======== Input rows ========
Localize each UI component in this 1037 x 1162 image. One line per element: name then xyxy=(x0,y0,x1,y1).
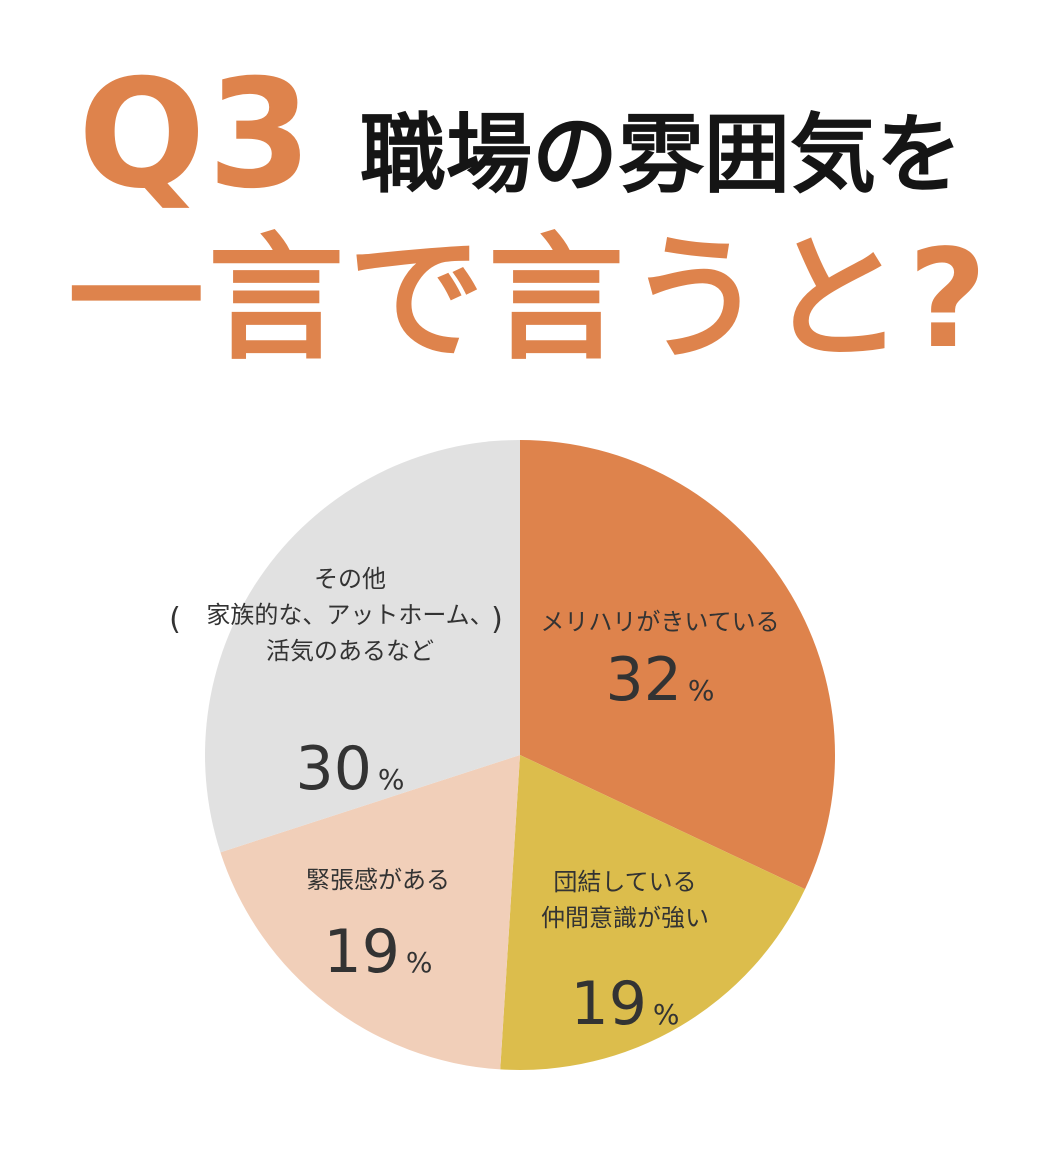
slice-2-value-label: 19% xyxy=(571,969,680,1039)
slice-4-open-paren: ( xyxy=(169,602,181,637)
slice-1-label-line-1: メリハリがきいている xyxy=(540,608,779,636)
slice-4-label-line-1: その他 xyxy=(314,565,386,593)
slice-4-label-line-2: 家族的な、アットホーム、 xyxy=(206,601,493,629)
slice-3-label-line-1: 緊張感がある xyxy=(306,866,450,894)
slice-4-close-paren: ) xyxy=(491,602,503,637)
slice-4-value-label: 30% xyxy=(296,734,405,804)
pie-slice-1 xyxy=(520,440,835,890)
pie-slice-4 xyxy=(205,440,521,853)
question-title-line2: 一言で言うと? xyxy=(68,221,991,379)
question-number: Q3 xyxy=(78,48,314,222)
slice-3-value-label: 19% xyxy=(324,917,433,987)
pie-slice-3 xyxy=(220,755,521,1070)
slice-1-value-label: 32% xyxy=(606,645,715,715)
pie-slices xyxy=(205,440,835,1071)
question-title-line1: 職場の雰囲気を xyxy=(360,105,962,205)
pie-slice-2 xyxy=(500,755,806,1071)
slice-2-label-line-2: 仲間意識が強い xyxy=(541,904,709,932)
slice-2-label-line-1: 団結している xyxy=(553,868,696,896)
slice-4-label-line-3: 活気のあるなど xyxy=(266,637,434,665)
========
**Work instructions:** Count the lines above that contain the string "title", and give only that number.

**Task result:** 2